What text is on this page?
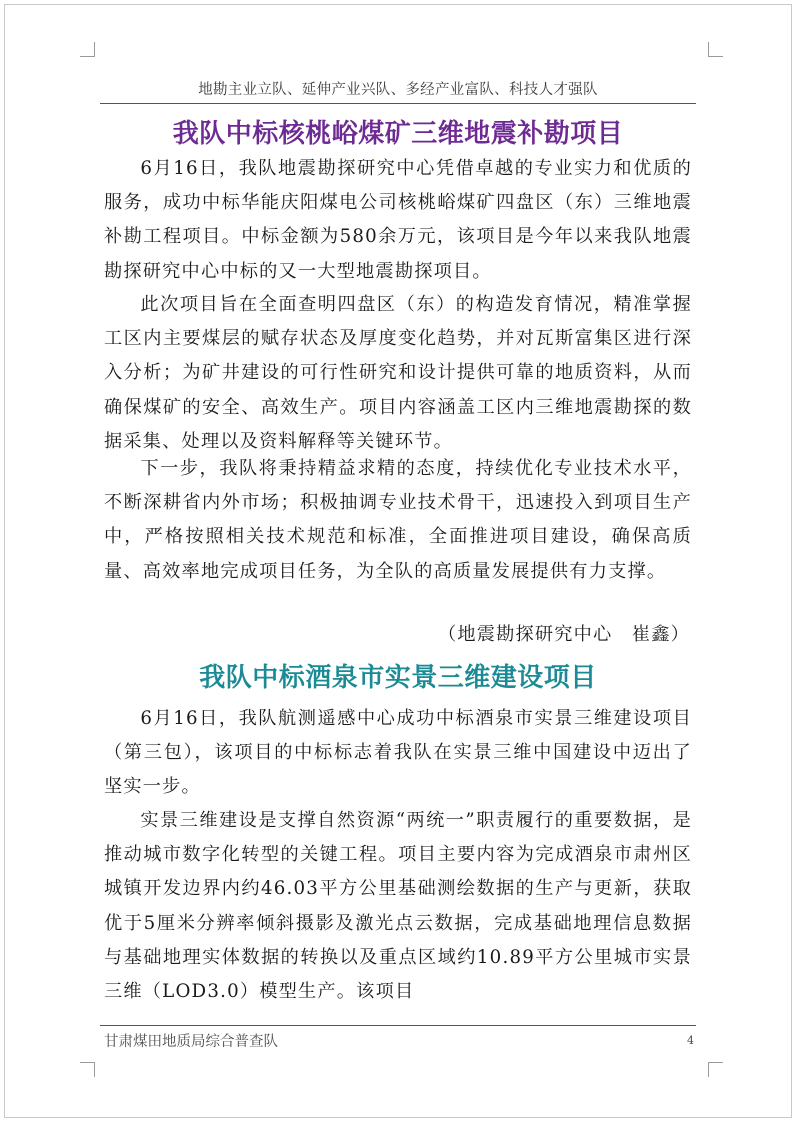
地勘主业立队、延伸产业兴队、多经产业富队、科技人才强队
我队中标核桃峪煤矿三维地震补勘项目

6月16日，我队地震勘探研究中心凭借卓越的专业实力和优质的服务，成功中标华能庆阳煤电公司核桃峪煤矿四盘区（东）三维地震补勘工程项目。中标金额为580余万元，该项目是今年以来我队地震勘探研究中心中标的又一大型地震勘探项目。

此次项目旨在全面查明四盘区（东）的构造发育情况，精准掌握工区内主要煤层的赋存状态及厚度变化趋势，并对瓦斯富集区进行深入分析；为矿井建设的可行性研究和设计提供可靠的地质资料，从而确保煤矿的安全、高效生产。项目内容涵盖工区内三维地震勘探的数据采集、处理以及资料解释等关键环节。

下一步，我队将秉持精益求精的态度，持续优化专业技术水平，不断深耕省内外市场；积极抽调专业技术骨干，迅速投入到项目生产中，严格按照相关技术规范和标准，全面推进项目建设，确保高质量、高效率地完成项目任务，为全队的高质量发展提供有力支撑。

（地震勘探研究中心　崔鑫）
我队中标酒泉市实景三维建设项目

6月16日，我队航测遥感中心成功中标酒泉市实景三维建设项目（第三包），该项目的中标标志着我队在实景三维中国建设中迈出了坚实一步。

实景三维建设是支撑自然资源“两统一”职责履行的重要数据，是推动城市数字化转型的关键工程。项目主要内容为完成酒泉市肃州区城镇开发边界内约46.03平方公里基础测绘数据的生产与更新，获取优于5厘米分辨率倾斜摄影及激光点云数据，完成基础地理信息数据与基础地理实体数据的转换以及重点区域约10.89平方公里城市实景三维（LOD3.0）模型生产。该项目

甘肃煤田地质局综合普查队	4
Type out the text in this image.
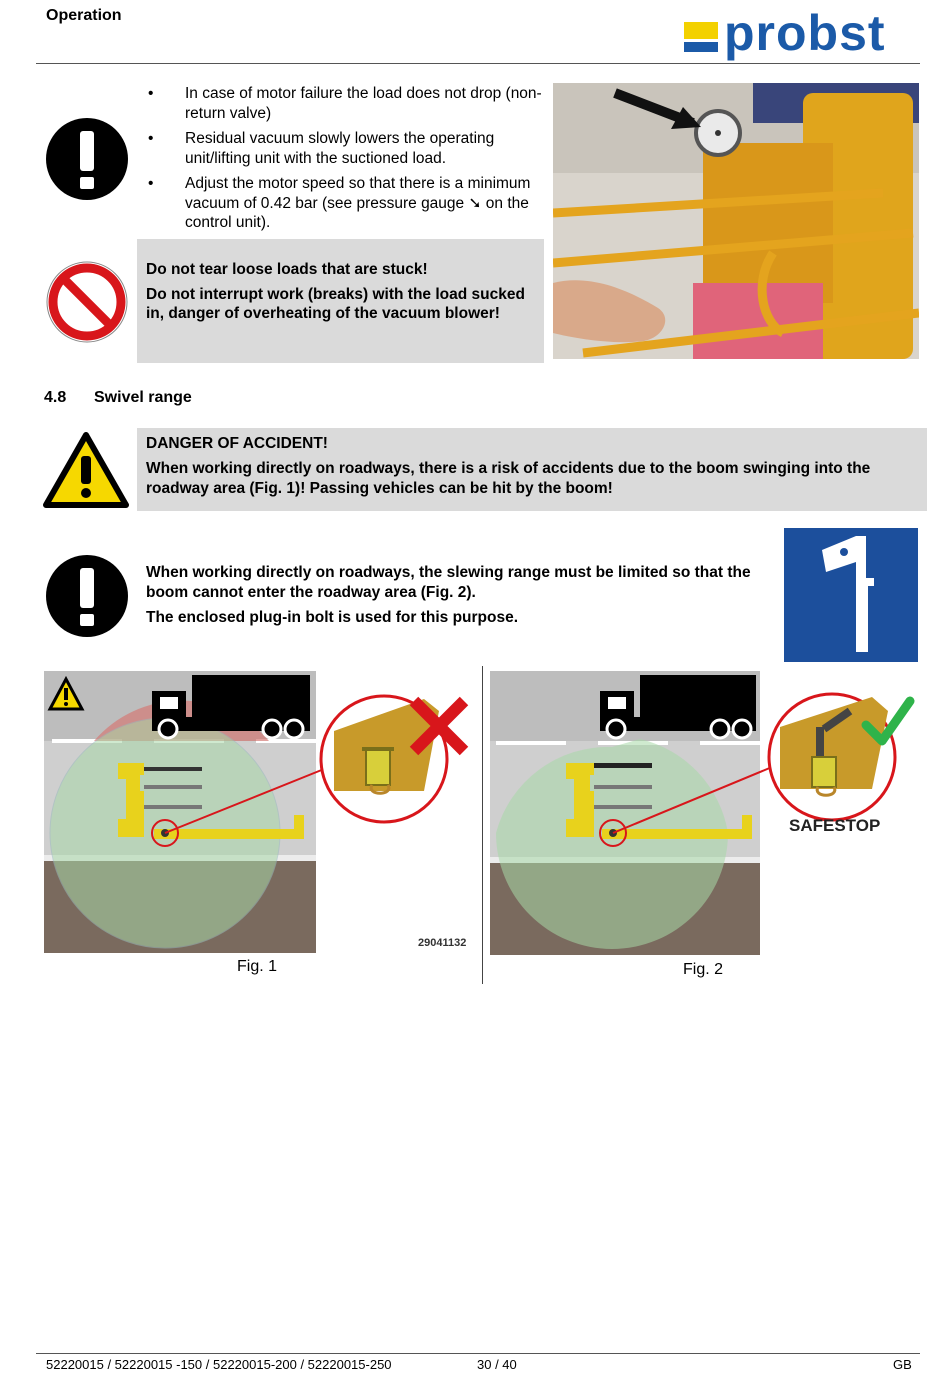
Operation	probst
• In case of motor failure the load does not drop (non-return valve)
• Residual vacuum slowly lowers the operating unit/lifting unit with the suctioned load.
• Adjust the motor speed so that there is a minimum vacuum of 0.42 bar (see pressure gauge ➘ on the control unit).

Do not tear loose loads that are stuck!

Do not interrupt work (breaks) with the load sucked in, danger of overheating of the vacuum blower!

4.8 Swivel range

DANGER OF ACCIDENT!

When working directly on roadways, there is a risk of accidents due to the boom swinging into the roadway area (Fig. 1)! Passing vehicles can be hit by the boom!

When working directly on roadways, the slewing range must be limited so that the boom cannot enter the roadway area (Fig. 2).

The enclosed plug-in bolt is used for this purpose.

29041132
Fig. 1
SAFESTOP
Fig. 2
52220015 / 52220015 -150 / 52220015-200 / 52220015-250	30 / 40	GB
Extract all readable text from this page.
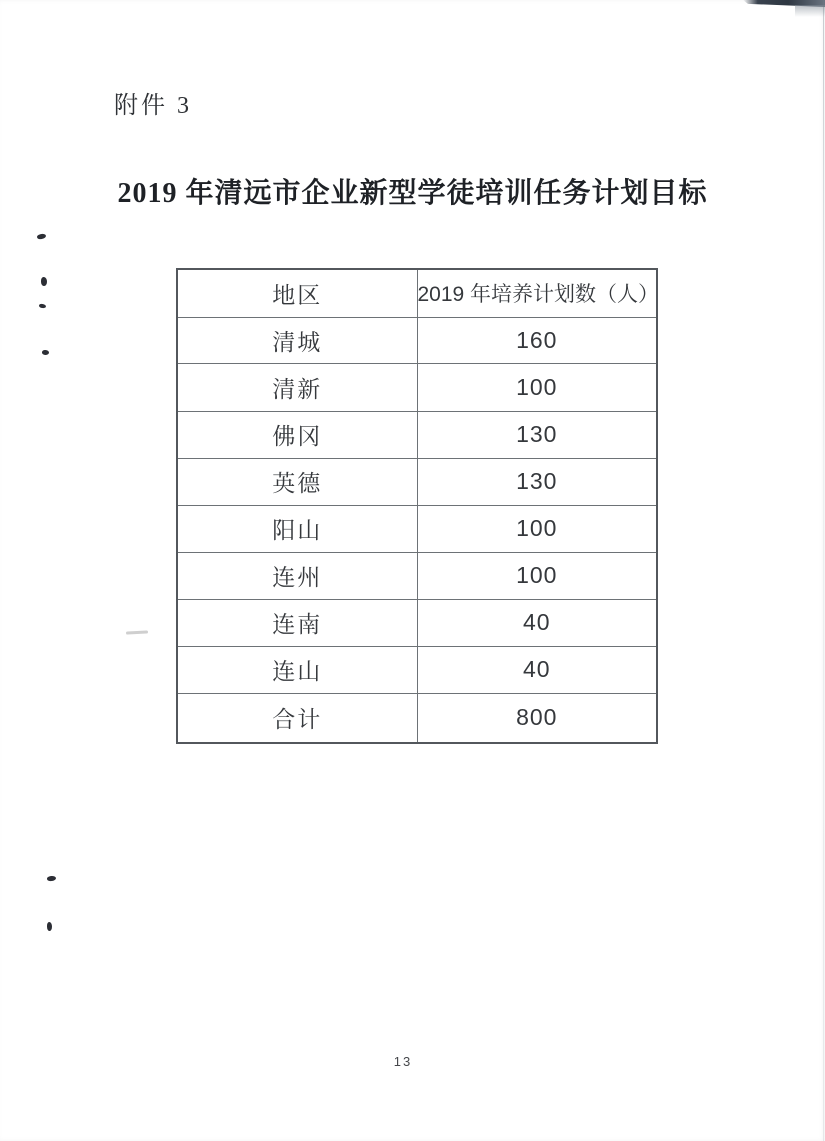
附件 3
2019 年清远市企业新型学徒培训任务计划目标
地区	2019 年培养计划数（人）
清城	160
清新	100
佛冈	130
英德	130
阳山	100
连州	100
连南	40
连山	40
合计	800
13
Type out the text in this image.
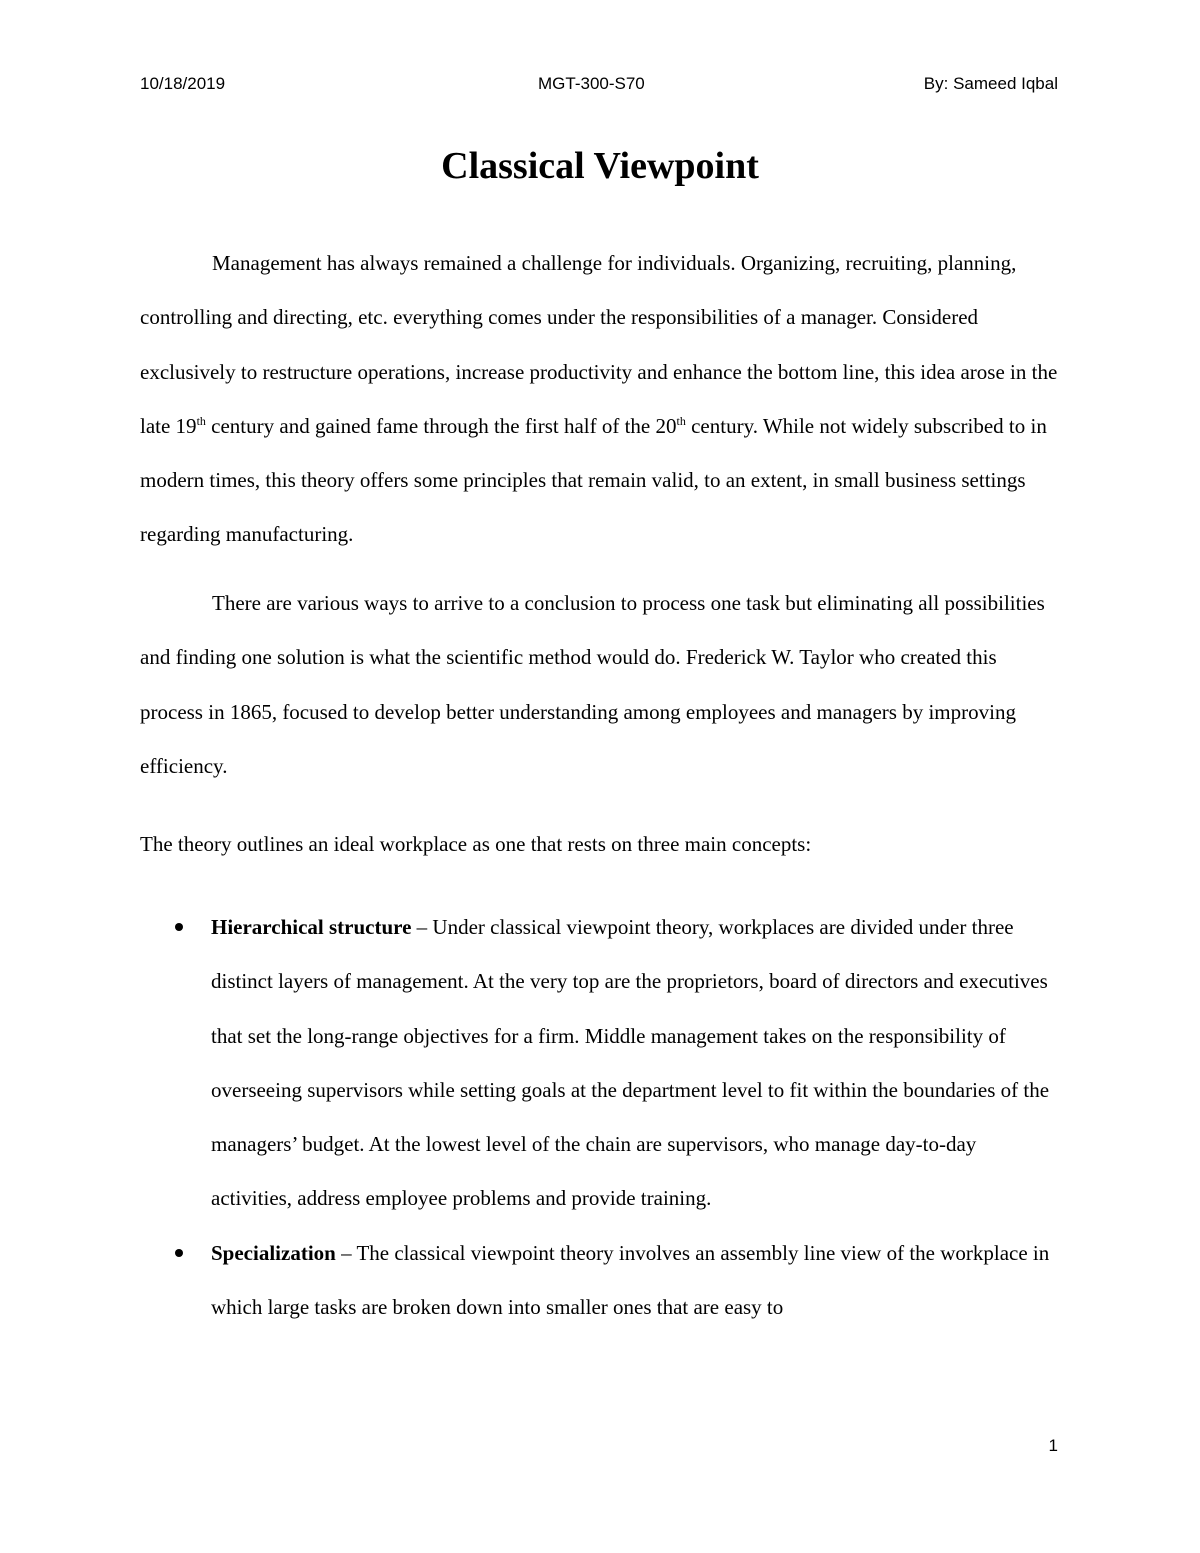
10/18/2019	MGT-300-S70	By: Sameed Iqbal
Classical Viewpoint

Management has always remained a challenge for individuals. Organizing, recruiting, planning, controlling and directing, etc. everything comes under the responsibilities of a manager. Considered exclusively to restructure operations, increase productivity and enhance the bottom line, this idea arose in the late 19th century and gained fame through the first half of the 20th century. While not widely subscribed to in modern times, this theory offers some principles that remain valid, to an extent, in small business settings regarding manufacturing.

There are various ways to arrive to a conclusion to process one task but eliminating all possibilities and finding one solution is what the scientific method would do. Frederick W. Taylor who created this process in 1865, focused to develop better understanding among employees and managers by improving efficiency.

The theory outlines an ideal workplace as one that rests on three main concepts:

Hierarchical structure – Under classical viewpoint theory, workplaces are divided under three distinct layers of management. At the very top are the proprietors, board of directors and executives that set the long-range objectives for a firm. Middle management takes on the responsibility of overseeing supervisors while setting goals at the department level to fit within the boundaries of the managers’ budget. At the lowest level of the chain are supervisors, who manage day-to-day activities, address employee problems and provide training.
Specialization – The classical viewpoint theory involves an assembly line view of the workplace in which large tasks are broken down into smaller ones that are easy to
1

**Problem to solve:**
Each line in the records above should be reproduced exactly; images are not copied.

**Task answer:**
What text is on this page?
地勘主业立队、延伸产业兴队、多经产业富队、科技人才强队
我队中标核桃峪煤矿三维地震补勘项目

6月16日，我队地震勘探研究中心凭借卓越的专业实力和优质的服务，成功中标华能庆阳煤电公司核桃峪煤矿四盘区（东）三维地震补勘工程项目。中标金额为580余万元，该项目是今年以来我队地震勘探研究中心中标的又一大型地震勘探项目。

此次项目旨在全面查明四盘区（东）的构造发育情况，精准掌握工区内主要煤层的赋存状态及厚度变化趋势，并对瓦斯富集区进行深入分析；为矿井建设的可行性研究和设计提供可靠的地质资料，从而确保煤矿的安全、高效生产。项目内容涵盖工区内三维地震勘探的数据采集、处理以及资料解释等关键环节。

下一步，我队将秉持精益求精的态度，持续优化专业技术水平，不断深耕省内外市场；积极抽调专业技术骨干，迅速投入到项目生产中，严格按照相关技术规范和标准，全面推进项目建设，确保高质量、高效率地完成项目任务，为全队的高质量发展提供有力支撑。

（地震勘探研究中心　崔鑫）
我队中标酒泉市实景三维建设项目

6月16日，我队航测遥感中心成功中标酒泉市实景三维建设项目（第三包），该项目的中标标志着我队在实景三维中国建设中迈出了坚实一步。

实景三维建设是支撑自然资源“两统一”职责履行的重要数据，是推动城市数字化转型的关键工程。项目主要内容为完成酒泉市肃州区城镇开发边界内约46.03平方公里基础测绘数据的生产与更新，获取优于5厘米分辨率倾斜摄影及激光点云数据，完成基础地理信息数据与基础地理实体数据的转换以及重点区域约10.89平方公里城市实景三维（LOD3.0）模型生产。该项目

甘肃煤田地质局综合普查队	4
Type out the text in this image.
Operation	probst
• In case of motor failure the load does not drop (non-return valve)
• Residual vacuum slowly lowers the operating unit/lifting unit with the suctioned load.
• Adjust the motor speed so that there is a minimum vacuum of 0.42 bar (see pressure gauge ➘ on the control unit).

Do not tear loose loads that are stuck!

Do not interrupt work (breaks) with the load sucked in, danger of overheating of the vacuum blower!

4.8 Swivel range

DANGER OF ACCIDENT!

When working directly on roadways, there is a risk of accidents due to the boom swinging into the roadway area (Fig. 1)! Passing vehicles can be hit by the boom!

When working directly on roadways, the slewing range must be limited so that the boom cannot enter the roadway area (Fig. 2).

The enclosed plug-in bolt is used for this purpose.

29041132
Fig. 1
SAFESTOP
Fig. 2
52220015 / 52220015 -150 / 52220015-200 / 52220015-250	30 / 40	GB
Extract all readable text from this page.
附件 3
2019 年清远市企业新型学徒培训任务计划目标
地区	2019 年培养计划数（人）
清城	160
清新	100
佛冈	130
英德	130
阳山	100
连州	100
连南	40
连山	40
合计	800
13
Type out the text in this image.
10/18/2019	MGT-300-S70	By: Sameed Iqbal
Classical Viewpoint

Management has always remained a challenge for individuals. Organizing, recruiting, planning, controlling and directing, etc. everything comes under the responsibilities of a manager. Considered exclusively to restructure operations, increase productivity and enhance the bottom line, this idea arose in the late 19th century and gained fame through the first half of the 20th century. While not widely subscribed to in modern times, this theory offers some principles that remain valid, to an extent, in small business settings regarding manufacturing.

There are various ways to arrive to a conclusion to process one task but eliminating all possibilities and finding one solution is what the scientific method would do. Frederick W. Taylor who created this process in 1865, focused to develop better understanding among employees and managers by improving efficiency.

The theory outlines an ideal workplace as one that rests on three main concepts:

Hierarchical structure – Under classical viewpoint theory, workplaces are divided under three distinct layers of management. At the very top are the proprietors, board of directors and executives that set the long-range objectives for a firm. Middle management takes on the responsibility of overseeing supervisors while setting goals at the department level to fit within the boundaries of the managers’ budget. At the lowest level of the chain are supervisors, who manage day-to-day activities, address employee problems and provide training.
Specialization – The classical viewpoint theory involves an assembly line view of the workplace in which large tasks are broken down into smaller ones that are easy to
1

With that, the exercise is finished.